(Stored records)
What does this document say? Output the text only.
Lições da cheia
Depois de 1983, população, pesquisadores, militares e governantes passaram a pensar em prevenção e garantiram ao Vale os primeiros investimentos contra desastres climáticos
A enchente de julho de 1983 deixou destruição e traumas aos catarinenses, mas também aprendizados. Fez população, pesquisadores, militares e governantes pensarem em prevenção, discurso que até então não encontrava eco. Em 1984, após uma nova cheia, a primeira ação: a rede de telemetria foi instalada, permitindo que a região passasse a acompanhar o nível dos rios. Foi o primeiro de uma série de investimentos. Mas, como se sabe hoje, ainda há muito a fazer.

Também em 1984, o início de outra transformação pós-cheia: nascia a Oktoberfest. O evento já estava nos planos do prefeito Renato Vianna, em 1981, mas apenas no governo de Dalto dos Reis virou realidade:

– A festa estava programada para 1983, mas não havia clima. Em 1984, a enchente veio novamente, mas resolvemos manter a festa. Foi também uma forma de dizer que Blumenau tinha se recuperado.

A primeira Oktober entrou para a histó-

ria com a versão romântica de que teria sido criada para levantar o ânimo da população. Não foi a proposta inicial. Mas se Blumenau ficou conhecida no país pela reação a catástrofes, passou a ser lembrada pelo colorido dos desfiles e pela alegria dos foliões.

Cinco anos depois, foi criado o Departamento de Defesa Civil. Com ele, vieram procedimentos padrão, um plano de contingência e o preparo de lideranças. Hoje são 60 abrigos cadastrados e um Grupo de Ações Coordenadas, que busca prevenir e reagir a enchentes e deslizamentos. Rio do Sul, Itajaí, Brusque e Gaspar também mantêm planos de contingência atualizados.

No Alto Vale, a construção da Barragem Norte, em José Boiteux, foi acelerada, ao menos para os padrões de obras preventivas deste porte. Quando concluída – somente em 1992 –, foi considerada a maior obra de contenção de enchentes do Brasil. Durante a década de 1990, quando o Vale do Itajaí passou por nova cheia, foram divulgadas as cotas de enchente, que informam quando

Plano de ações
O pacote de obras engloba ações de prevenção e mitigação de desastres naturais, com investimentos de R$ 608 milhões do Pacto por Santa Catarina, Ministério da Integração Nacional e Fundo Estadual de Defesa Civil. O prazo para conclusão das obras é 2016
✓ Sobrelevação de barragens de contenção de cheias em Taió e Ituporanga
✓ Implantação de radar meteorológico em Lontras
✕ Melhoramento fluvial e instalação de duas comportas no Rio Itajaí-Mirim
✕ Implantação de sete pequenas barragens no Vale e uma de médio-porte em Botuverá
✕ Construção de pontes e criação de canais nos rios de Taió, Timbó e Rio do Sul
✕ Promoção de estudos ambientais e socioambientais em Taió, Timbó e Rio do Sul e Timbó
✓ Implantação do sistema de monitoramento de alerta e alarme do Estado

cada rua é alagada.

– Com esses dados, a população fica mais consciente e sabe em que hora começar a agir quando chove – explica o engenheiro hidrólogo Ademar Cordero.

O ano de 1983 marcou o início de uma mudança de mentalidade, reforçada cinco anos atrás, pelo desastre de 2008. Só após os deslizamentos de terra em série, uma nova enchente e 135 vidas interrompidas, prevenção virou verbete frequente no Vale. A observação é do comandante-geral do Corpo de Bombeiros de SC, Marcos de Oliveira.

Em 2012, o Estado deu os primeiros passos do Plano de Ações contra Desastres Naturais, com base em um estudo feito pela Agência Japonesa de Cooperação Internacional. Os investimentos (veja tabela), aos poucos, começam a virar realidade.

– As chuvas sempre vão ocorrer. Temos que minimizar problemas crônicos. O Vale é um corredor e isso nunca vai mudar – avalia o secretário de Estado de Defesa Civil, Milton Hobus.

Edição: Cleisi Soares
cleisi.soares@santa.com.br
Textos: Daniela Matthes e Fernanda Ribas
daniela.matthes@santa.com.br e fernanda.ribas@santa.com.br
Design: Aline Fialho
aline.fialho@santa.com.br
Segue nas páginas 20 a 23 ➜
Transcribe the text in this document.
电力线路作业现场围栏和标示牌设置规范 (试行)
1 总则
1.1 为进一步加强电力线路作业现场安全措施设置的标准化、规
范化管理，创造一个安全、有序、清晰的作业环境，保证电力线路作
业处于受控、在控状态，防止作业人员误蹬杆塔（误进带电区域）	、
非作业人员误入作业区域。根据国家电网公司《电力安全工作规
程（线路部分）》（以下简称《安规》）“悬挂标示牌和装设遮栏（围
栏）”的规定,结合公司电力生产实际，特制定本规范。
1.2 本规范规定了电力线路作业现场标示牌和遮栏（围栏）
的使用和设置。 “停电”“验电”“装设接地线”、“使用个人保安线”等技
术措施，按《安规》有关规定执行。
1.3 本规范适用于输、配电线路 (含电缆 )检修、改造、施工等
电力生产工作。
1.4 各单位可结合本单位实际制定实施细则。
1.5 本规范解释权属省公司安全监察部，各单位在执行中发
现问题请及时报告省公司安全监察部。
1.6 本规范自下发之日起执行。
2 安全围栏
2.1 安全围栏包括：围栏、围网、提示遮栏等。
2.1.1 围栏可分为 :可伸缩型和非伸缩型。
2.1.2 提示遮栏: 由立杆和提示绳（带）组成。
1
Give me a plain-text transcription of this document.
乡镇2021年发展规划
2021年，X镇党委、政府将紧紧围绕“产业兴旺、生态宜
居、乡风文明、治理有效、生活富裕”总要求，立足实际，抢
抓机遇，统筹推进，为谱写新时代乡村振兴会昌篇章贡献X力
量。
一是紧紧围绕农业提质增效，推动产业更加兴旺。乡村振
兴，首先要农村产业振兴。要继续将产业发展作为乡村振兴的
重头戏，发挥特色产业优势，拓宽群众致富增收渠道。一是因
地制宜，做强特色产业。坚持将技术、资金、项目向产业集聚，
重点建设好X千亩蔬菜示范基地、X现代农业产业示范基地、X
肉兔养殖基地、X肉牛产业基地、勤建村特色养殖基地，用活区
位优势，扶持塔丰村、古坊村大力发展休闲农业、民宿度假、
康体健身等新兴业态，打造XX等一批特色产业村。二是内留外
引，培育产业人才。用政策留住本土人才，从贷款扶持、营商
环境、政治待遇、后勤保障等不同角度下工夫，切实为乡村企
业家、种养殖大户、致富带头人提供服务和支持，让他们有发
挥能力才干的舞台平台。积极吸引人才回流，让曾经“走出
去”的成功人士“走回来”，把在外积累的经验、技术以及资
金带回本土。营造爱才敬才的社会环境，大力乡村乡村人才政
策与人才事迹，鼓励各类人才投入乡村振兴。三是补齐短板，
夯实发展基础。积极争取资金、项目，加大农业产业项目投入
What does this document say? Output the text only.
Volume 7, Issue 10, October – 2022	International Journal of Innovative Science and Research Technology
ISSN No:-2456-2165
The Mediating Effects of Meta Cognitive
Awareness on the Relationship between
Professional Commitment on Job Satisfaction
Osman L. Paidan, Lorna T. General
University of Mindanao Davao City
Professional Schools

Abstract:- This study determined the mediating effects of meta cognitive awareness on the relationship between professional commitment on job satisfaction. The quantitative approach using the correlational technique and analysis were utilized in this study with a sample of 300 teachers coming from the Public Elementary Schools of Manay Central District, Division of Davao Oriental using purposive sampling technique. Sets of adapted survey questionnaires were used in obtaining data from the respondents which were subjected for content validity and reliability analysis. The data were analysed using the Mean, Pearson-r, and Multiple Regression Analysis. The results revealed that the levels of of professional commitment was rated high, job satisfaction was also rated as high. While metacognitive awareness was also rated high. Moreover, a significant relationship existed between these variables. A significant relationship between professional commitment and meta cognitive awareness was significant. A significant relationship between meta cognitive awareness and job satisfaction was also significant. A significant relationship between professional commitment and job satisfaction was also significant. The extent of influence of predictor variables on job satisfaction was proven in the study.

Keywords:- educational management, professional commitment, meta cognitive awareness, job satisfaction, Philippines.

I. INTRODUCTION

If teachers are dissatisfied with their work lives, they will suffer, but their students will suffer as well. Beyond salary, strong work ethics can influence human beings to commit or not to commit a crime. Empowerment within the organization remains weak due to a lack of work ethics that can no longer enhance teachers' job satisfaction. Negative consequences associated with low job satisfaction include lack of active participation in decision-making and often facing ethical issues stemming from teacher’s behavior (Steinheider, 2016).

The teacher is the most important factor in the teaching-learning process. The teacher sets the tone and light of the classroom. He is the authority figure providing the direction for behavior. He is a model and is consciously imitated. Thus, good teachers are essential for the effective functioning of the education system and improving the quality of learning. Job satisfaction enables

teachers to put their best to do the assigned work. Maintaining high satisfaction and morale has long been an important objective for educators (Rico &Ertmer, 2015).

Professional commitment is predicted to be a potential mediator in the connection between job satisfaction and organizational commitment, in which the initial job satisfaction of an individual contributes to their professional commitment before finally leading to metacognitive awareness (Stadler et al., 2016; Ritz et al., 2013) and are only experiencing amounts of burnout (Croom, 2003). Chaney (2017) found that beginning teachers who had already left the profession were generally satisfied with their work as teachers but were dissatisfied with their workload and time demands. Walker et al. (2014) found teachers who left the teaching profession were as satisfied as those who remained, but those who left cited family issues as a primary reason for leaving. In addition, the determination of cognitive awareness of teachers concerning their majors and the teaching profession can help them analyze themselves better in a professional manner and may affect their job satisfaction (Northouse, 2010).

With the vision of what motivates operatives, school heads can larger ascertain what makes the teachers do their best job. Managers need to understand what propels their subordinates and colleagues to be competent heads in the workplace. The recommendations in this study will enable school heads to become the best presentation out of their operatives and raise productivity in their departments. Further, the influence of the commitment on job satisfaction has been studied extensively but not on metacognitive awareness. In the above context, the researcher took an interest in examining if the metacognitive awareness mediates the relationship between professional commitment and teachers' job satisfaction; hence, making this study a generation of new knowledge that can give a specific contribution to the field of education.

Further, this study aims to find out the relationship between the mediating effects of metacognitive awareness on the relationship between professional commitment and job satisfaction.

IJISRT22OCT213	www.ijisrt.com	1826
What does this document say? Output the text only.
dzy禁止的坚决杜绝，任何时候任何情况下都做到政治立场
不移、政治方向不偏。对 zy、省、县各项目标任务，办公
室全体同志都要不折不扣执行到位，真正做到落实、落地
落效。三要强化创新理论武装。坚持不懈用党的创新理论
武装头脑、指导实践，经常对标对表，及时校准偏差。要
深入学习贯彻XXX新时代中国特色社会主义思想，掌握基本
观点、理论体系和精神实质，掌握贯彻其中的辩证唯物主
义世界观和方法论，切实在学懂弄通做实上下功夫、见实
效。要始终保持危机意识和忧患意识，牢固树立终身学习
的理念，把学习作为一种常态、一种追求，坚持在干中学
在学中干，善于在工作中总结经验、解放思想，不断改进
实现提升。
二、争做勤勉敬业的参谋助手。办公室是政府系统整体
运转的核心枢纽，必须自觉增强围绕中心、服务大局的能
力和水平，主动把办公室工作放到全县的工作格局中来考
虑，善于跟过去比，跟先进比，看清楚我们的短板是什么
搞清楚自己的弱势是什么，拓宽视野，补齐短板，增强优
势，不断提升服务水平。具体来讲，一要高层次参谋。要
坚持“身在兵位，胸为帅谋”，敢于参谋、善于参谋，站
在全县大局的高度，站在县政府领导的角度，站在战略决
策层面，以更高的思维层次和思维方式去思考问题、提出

*EXERCISE:* Read through the entries and copy each line in which "Taió" appears.

*THE OUTPUT:*
✓ Sobrelevação de barragens de contenção de cheias em Taió e Ituporanga
✕ Construção de pontes e criação de canais nos rios de Taió, Timbó e Rio do Sul
✕ Promoção de estudos ambientais e socioambientais em Taió, Timbó e Rio do Sul e Timbó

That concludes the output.